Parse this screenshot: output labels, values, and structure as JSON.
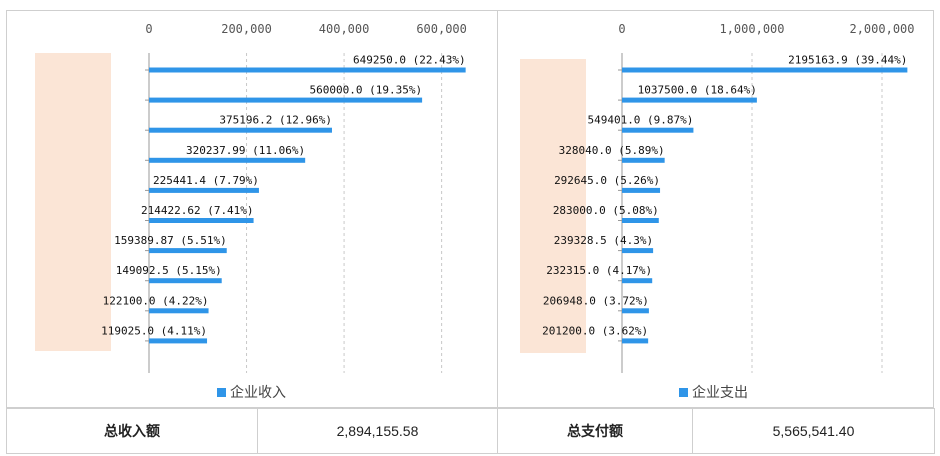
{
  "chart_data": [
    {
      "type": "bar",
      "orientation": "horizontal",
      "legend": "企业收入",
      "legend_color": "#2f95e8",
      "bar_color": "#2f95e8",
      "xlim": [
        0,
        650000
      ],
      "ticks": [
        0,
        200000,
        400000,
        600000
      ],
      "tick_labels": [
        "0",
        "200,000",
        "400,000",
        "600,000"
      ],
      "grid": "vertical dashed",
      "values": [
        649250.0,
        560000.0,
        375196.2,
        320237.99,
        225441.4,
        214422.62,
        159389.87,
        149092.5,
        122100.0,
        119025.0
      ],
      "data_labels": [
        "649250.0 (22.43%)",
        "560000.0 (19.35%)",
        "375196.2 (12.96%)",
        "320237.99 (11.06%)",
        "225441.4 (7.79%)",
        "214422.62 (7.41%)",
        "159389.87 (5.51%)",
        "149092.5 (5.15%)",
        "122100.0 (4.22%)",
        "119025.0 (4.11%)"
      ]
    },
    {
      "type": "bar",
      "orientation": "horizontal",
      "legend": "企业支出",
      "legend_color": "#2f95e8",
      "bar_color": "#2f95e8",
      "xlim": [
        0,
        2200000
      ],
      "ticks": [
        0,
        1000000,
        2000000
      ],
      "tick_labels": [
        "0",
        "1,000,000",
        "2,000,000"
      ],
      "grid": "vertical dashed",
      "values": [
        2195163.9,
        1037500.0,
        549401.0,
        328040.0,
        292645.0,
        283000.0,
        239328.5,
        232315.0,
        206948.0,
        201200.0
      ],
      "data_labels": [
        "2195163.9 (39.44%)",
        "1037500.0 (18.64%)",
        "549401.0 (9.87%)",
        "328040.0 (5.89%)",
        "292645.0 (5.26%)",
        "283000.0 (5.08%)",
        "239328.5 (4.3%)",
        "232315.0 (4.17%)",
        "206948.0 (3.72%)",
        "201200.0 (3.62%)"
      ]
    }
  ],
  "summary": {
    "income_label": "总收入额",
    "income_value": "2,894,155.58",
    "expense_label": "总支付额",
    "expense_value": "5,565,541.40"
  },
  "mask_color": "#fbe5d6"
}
--
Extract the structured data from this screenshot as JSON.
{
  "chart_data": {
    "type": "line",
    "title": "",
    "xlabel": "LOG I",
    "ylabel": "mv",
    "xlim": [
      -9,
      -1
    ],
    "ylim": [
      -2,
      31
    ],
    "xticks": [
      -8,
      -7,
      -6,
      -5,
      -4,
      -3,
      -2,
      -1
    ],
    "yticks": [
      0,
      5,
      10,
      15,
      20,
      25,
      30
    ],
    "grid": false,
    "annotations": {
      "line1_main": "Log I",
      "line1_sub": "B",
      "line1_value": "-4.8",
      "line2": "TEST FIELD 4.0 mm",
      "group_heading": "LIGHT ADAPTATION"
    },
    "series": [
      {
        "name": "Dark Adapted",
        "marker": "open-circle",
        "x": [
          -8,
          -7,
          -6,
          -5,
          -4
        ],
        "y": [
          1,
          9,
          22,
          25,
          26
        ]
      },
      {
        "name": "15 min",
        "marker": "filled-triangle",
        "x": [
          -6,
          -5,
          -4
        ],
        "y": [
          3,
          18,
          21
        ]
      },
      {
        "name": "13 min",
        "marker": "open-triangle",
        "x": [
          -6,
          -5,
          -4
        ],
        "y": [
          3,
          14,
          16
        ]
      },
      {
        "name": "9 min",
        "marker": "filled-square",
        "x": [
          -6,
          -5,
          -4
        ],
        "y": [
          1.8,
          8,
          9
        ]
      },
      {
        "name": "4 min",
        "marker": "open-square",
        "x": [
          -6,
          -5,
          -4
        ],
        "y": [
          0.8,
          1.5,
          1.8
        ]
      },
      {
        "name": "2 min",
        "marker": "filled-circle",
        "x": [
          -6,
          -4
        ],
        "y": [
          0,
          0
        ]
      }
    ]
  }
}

Your objective:
Of the lines in the data above, how many contain the word "circle"? Give only that figure.

Answer below:
2